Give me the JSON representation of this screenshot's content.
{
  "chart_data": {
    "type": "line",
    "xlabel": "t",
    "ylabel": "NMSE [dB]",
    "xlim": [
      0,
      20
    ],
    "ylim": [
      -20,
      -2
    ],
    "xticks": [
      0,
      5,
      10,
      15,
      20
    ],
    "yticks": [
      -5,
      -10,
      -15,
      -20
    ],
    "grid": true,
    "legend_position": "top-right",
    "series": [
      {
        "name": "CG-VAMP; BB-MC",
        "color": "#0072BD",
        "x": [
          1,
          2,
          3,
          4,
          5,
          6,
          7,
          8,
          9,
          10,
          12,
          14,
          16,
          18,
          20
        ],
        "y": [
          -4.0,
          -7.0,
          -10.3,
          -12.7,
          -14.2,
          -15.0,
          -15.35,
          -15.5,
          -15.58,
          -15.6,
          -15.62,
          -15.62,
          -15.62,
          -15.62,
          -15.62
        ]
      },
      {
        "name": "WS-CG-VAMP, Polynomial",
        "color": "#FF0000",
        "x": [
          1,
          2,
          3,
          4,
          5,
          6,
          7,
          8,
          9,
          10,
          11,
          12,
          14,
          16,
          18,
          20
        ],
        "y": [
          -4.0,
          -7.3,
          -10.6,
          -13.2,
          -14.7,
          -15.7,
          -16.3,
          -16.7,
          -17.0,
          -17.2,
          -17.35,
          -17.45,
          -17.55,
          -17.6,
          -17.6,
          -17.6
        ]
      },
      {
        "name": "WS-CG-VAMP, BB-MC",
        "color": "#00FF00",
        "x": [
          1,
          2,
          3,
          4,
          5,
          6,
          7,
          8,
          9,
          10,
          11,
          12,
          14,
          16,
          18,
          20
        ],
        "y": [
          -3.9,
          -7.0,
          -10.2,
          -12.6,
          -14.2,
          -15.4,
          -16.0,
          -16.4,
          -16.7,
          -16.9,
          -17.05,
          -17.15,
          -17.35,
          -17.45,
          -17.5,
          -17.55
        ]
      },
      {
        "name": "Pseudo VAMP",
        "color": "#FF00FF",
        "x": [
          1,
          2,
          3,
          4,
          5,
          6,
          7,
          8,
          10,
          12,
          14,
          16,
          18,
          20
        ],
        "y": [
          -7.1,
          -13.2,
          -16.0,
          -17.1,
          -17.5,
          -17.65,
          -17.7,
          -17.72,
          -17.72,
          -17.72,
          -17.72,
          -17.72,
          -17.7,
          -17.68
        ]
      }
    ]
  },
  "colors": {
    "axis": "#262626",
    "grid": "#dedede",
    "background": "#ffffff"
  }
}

++++++

*OBJECTIVE:* Write only the number of lines that include "VAMP".

*WORKED ANSWER:* 4